### Extracted material ###
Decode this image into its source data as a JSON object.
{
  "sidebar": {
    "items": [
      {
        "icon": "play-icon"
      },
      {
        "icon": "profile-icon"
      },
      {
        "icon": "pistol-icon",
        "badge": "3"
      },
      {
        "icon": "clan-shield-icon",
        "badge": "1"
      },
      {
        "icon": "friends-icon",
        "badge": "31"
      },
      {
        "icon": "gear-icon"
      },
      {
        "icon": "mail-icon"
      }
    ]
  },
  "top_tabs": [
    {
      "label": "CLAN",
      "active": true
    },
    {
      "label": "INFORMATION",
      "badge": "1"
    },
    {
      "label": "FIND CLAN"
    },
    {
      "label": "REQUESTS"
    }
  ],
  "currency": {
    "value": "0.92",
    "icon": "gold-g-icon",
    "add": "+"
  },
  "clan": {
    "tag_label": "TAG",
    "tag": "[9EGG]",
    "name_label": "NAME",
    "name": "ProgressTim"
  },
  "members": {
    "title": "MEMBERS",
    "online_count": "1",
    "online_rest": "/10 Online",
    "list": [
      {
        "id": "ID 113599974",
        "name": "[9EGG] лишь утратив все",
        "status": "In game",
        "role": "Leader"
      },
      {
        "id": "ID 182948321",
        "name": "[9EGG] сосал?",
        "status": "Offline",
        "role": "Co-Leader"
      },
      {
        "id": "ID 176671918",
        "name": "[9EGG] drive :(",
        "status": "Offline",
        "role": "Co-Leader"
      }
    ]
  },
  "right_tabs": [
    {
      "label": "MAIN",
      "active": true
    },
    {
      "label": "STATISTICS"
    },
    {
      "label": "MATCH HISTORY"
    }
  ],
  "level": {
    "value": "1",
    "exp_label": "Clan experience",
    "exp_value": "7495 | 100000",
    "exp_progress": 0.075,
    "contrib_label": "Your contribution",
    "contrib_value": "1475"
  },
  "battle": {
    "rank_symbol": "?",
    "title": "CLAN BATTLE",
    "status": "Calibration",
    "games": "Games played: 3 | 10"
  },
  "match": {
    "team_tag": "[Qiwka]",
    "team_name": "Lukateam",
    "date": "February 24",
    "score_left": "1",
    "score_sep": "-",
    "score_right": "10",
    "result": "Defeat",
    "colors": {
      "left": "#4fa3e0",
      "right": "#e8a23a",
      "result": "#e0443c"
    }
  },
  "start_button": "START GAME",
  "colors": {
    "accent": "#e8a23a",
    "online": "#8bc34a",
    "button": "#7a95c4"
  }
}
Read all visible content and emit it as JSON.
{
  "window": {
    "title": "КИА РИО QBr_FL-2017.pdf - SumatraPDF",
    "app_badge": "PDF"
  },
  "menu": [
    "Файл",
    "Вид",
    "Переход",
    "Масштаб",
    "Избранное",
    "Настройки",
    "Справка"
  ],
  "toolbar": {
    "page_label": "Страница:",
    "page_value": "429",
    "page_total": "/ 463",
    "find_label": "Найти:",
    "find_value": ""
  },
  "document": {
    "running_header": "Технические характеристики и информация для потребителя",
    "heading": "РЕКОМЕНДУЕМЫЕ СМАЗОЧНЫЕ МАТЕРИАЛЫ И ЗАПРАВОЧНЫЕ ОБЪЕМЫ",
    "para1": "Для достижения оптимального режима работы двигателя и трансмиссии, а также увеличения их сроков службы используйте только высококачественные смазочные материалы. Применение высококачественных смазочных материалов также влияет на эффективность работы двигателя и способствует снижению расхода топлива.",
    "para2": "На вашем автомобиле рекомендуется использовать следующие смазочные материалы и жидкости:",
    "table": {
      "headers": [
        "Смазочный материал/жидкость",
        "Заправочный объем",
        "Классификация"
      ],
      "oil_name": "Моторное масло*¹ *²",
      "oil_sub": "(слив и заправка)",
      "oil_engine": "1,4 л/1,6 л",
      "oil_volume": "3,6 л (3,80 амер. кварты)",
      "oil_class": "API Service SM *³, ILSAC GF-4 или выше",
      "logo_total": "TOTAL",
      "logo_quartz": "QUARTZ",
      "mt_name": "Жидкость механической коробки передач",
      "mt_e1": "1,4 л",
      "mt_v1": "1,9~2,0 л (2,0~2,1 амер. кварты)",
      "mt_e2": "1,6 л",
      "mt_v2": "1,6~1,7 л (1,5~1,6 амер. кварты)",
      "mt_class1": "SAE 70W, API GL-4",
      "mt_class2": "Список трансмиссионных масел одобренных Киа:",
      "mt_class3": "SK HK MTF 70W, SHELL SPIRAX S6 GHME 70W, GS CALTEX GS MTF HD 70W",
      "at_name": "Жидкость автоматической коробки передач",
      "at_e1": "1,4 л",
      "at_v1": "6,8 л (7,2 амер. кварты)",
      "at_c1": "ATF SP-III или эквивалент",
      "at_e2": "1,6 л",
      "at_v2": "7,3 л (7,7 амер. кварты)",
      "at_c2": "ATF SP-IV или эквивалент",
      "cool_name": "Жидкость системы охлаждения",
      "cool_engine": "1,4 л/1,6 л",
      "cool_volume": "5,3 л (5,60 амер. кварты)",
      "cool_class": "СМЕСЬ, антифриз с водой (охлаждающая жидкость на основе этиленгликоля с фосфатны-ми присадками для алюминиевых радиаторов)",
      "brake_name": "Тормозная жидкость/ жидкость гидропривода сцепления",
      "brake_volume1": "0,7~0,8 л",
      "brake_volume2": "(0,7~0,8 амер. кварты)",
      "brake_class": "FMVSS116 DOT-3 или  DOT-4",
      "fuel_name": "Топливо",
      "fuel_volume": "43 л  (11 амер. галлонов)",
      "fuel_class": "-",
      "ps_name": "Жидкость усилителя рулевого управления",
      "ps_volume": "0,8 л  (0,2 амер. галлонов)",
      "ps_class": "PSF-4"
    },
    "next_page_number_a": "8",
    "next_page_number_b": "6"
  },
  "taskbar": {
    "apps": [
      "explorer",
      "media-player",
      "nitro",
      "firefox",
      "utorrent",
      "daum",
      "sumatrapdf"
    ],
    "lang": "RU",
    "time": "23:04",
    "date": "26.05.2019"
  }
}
###
Problem to solve: Output the entries exactly.

Answer to the task:
Decode this image into its source data as a JSON object.
{
  "sidebar": {
    "items": [
      {
        "icon": "play-icon"
      },
      {
        "icon": "profile-icon"
      },
      {
        "icon": "pistol-icon",
        "badge": "3"
      },
      {
        "icon": "clan-shield-icon",
        "badge": "1"
      },
      {
        "icon": "friends-icon",
        "badge": "31"
      },
      {
        "icon": "gear-icon"
      },
      {
        "icon": "mail-icon"
      }
    ]
  },
  "top_tabs": [
    {
      "label": "CLAN",
      "active": true
    },
    {
      "label": "INFORMATION",
      "badge": "1"
    },
    {
      "label": "FIND CLAN"
    },
    {
      "label": "REQUESTS"
    }
  ],
  "currency": {
    "value": "0.92",
    "icon": "gold-g-icon",
    "add": "+"
  },
  "clan": {
    "tag_label": "TAG",
    "tag": "[9EGG]",
    "name_label": "NAME",
    "name": "ProgressTim"
  },
  "members": {
    "title": "MEMBERS",
    "online_count": "1",
    "online_rest": "/10 Online",
    "list": [
      {
        "id": "ID 113599974",
        "name": "[9EGG] лишь утратив все",
        "status": "In game",
        "role": "Leader"
      },
      {
        "id": "ID 182948321",
        "name": "[9EGG] сосал?",
        "status": "Offline",
        "role": "Co-Leader"
      },
      {
        "id": "ID 176671918",
        "name": "[9EGG] drive :(",
        "status": "Offline",
        "role": "Co-Leader"
      }
    ]
  },
  "right_tabs": [
    {
      "label": "MAIN",
      "active": true
    },
    {
      "label": "STATISTICS"
    },
    {
      "label": "MATCH HISTORY"
    }
  ],
  "level": {
    "value": "1",
    "exp_label": "Clan experience",
    "exp_value": "7495 | 100000",
    "exp_progress": 0.075,
    "contrib_label": "Your contribution",
    "contrib_value": "1475"
  },
  "battle": {
    "rank_symbol": "?",
    "title": "CLAN BATTLE",
    "status": "Calibration",
    "games": "Games played: 3 | 10"
  },
  "match": {
    "team_tag": "[Qiwka]",
    "team_name": "Lukateam",
    "date": "February 24",
    "score_left": "1",
    "score_sep": "-",
    "score_right": "10",
    "result": "Defeat",
    "colors": {
      "left": "#4fa3e0",
      "right": "#e8a23a",
      "result": "#e0443c"
    }
  },
  "start_button": "START GAME",
  "colors": {
    "accent": "#e8a23a",
    "online": "#8bc34a",
    "button": "#7a95c4"
  }
}
Read all visible content and emit it as JSON.
{
  "window": {
    "title": "КИА РИО QBr_FL-2017.pdf - SumatraPDF",
    "app_badge": "PDF"
  },
  "menu": [
    "Файл",
    "Вид",
    "Переход",
    "Масштаб",
    "Избранное",
    "Настройки",
    "Справка"
  ],
  "toolbar": {
    "page_label": "Страница:",
    "page_value": "429",
    "page_total": "/ 463",
    "find_label": "Найти:",
    "find_value": ""
  },
  "document": {
    "running_header": "Технические характеристики и информация для потребителя",
    "heading": "РЕКОМЕНДУЕМЫЕ СМАЗОЧНЫЕ МАТЕРИАЛЫ И ЗАПРАВОЧНЫЕ ОБЪЕМЫ",
    "para1": "Для достижения оптимального режима работы двигателя и трансмиссии, а также увеличения их сроков службы используйте только высококачественные смазочные материалы. Применение высококачественных смазочных материалов также влияет на эффективность работы двигателя и способствует снижению расхода топлива.",
    "para2": "На вашем автомобиле рекомендуется использовать следующие смазочные материалы и жидкости:",
    "table": {
      "headers": [
        "Смазочный материал/жидкость",
        "Заправочный объем",
        "Классификация"
      ],
      "oil_name": "Моторное масло*¹ *²",
      "oil_sub": "(слив и заправка)",
      "oil_engine": "1,4 л/1,6 л",
      "oil_volume": "3,6 л (3,80 амер. кварты)",
      "oil_class": "API Service SM *³, ILSAC GF-4 или выше",
      "logo_total": "TOTAL",
      "logo_quartz": "QUARTZ",
      "mt_name": "Жидкость механической коробки передач",
      "mt_e1": "1,4 л",
      "mt_v1": "1,9~2,0 л (2,0~2,1 амер. кварты)",
      "mt_e2": "1,6 л",
      "mt_v2": "1,6~1,7 л (1,5~1,6 амер. кварты)",
      "mt_class1": "SAE 70W, API GL-4",
      "mt_class2": "Список трансмиссионных масел одобренных Киа:",
      "mt_class3": "SK HK MTF 70W, SHELL SPIRAX S6 GHME 70W, GS CALTEX GS MTF HD 70W",
      "at_name": "Жидкость автоматической коробки передач",
      "at_e1": "1,4 л",
      "at_v1": "6,8 л (7,2 амер. кварты)",
      "at_c1": "ATF SP-III или эквивалент",
      "at_e2": "1,6 л",
      "at_v2": "7,3 л (7,7 амер. кварты)",
      "at_c2": "ATF SP-IV или эквивалент",
      "cool_name": "Жидкость системы охлаждения",
      "cool_engine": "1,4 л/1,6 л",
      "cool_volume": "5,3 л (5,60 амер. кварты)",
      "cool_class": "СМЕСЬ, антифриз с водой (охлаждающая жидкость на основе этиленгликоля с фосфатны-ми присадками для алюминиевых радиаторов)",
      "brake_name": "Тормозная жидкость/ жидкость гидропривода сцепления",
      "brake_volume1": "0,7~0,8 л",
      "brake_volume2": "(0,7~0,8 амер. кварты)",
      "brake_class": "FMVSS116 DOT-3 или  DOT-4",
      "fuel_name": "Топливо",
      "fuel_volume": "43 л  (11 амер. галлонов)",
      "fuel_class": "-",
      "ps_name": "Жидкость усилителя рулевого управления",
      "ps_volume": "0,8 л  (0,2 амер. галлонов)",
      "ps_class": "PSF-4"
    },
    "next_page_number_a": "8",
    "next_page_number_b": "6"
  },
  "taskbar": {
    "apps": [
      "explorer",
      "media-player",
      "nitro",
      "firefox",
      "utorrent",
      "daum",
      "sumatrapdf"
    ],
    "lang": "RU",
    "time": "23:04",
    "date": "26.05.2019"
  }
}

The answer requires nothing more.